Written task: Find the lines that hold the word "Действие" and return them.

The input:

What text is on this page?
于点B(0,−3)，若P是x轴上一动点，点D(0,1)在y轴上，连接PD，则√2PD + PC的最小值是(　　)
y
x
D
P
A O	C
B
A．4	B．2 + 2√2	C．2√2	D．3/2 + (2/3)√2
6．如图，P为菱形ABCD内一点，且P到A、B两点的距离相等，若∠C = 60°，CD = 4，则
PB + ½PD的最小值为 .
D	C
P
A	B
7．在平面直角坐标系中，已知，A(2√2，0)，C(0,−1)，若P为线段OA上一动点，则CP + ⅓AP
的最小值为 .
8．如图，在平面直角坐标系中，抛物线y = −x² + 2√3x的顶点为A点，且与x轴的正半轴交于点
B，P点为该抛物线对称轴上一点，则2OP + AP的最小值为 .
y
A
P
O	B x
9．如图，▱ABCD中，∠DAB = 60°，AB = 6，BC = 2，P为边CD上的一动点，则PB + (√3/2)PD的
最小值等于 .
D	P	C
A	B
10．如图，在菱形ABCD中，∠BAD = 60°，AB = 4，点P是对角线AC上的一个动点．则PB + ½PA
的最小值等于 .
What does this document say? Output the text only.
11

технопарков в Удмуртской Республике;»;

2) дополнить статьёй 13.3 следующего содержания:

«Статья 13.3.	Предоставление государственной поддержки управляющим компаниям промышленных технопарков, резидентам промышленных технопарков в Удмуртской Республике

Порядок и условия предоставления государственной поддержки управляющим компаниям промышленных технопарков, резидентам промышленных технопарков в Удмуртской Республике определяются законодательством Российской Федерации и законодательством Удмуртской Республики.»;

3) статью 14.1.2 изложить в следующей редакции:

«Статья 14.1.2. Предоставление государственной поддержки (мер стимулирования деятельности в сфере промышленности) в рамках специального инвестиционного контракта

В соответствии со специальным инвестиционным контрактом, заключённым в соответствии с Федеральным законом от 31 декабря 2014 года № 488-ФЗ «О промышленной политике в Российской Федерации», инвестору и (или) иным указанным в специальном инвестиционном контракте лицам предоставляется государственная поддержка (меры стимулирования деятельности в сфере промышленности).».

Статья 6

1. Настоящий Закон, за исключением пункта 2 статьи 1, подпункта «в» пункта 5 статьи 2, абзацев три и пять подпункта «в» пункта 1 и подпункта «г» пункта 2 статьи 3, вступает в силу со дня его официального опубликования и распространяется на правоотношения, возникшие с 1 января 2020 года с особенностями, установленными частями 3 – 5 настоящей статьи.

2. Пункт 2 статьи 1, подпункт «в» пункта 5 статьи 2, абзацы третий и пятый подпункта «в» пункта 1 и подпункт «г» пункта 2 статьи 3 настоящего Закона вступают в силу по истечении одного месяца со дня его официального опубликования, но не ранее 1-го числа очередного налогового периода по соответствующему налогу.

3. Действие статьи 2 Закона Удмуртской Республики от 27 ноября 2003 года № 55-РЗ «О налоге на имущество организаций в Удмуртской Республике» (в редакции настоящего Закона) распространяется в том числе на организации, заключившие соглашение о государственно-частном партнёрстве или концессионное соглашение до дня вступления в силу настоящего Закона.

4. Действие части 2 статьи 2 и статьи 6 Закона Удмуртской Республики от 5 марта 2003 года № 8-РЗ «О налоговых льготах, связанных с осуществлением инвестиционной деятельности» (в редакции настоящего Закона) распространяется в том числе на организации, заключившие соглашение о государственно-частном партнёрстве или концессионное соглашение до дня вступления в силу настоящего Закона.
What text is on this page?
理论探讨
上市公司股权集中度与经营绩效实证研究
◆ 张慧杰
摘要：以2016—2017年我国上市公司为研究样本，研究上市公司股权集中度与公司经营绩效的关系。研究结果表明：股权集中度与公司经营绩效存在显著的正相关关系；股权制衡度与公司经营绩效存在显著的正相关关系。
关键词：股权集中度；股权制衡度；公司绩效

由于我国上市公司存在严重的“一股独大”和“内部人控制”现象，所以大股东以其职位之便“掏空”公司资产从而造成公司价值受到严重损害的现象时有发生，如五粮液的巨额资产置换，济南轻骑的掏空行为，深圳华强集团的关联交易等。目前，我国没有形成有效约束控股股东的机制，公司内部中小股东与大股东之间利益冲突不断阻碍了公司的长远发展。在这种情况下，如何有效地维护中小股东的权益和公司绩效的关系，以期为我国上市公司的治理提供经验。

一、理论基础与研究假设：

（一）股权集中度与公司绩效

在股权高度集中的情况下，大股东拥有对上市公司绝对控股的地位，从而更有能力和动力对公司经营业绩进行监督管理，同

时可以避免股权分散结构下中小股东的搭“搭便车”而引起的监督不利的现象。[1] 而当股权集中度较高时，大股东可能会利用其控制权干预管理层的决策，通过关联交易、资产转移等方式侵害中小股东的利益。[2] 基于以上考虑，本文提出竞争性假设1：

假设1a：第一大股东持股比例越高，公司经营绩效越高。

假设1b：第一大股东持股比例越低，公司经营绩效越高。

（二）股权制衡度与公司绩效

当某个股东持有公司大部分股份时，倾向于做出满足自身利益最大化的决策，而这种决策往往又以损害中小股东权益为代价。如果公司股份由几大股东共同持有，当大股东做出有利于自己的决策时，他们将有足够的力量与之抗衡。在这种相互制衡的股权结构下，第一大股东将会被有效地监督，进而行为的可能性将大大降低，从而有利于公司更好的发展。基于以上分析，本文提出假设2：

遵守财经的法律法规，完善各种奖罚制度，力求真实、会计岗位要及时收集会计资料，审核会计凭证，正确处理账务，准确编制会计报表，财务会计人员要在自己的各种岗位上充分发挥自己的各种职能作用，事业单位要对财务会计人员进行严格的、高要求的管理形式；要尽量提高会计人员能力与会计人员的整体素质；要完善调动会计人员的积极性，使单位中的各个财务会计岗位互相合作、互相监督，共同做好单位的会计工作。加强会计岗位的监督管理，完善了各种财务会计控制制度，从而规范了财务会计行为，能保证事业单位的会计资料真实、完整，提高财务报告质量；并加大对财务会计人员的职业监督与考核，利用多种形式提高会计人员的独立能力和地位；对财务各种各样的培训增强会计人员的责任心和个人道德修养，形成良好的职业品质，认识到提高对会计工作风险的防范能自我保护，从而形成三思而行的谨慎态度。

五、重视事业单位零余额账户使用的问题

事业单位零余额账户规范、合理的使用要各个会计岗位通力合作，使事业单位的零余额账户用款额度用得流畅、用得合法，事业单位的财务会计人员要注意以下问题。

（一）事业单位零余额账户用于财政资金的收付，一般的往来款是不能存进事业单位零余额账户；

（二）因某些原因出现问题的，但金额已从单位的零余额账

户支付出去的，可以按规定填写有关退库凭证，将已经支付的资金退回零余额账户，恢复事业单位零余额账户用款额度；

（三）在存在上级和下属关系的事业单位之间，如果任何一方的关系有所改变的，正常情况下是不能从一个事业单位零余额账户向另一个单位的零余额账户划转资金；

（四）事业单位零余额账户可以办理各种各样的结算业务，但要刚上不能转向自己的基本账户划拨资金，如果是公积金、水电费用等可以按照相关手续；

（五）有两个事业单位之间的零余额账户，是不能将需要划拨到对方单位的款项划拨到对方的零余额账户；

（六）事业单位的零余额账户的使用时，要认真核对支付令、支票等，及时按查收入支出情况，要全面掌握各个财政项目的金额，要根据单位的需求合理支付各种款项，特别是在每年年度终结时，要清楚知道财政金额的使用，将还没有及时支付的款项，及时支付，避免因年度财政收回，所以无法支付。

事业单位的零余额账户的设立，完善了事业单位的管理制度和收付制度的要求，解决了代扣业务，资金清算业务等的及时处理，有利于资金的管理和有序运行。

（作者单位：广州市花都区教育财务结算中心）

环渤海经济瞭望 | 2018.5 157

Complete output:
3. Действие статьи 2 Закона Удмуртской Республики от 27 ноября 2003 года № 55-РЗ «О налоге на имущество организаций в Удмуртской Республике» (в редакции настоящего Закона) распространяется в том числе на организации, заключившие соглашение о государственно-частном партнёрстве или концессионное соглашение до дня вступления в силу настоящего Закона.
4. Действие части 2 статьи 2 и статьи 6 Закона Удмуртской Республики от 5 марта 2003 года № 8-РЗ «О налоговых льготах, связанных с осуществлением инвестиционной деятельности» (в редакции настоящего Закона) распространяется в том числе на организации, заключившие соглашение о государственно-частном партнёрстве или концессионное соглашение до дня вступления в силу настоящего Закона.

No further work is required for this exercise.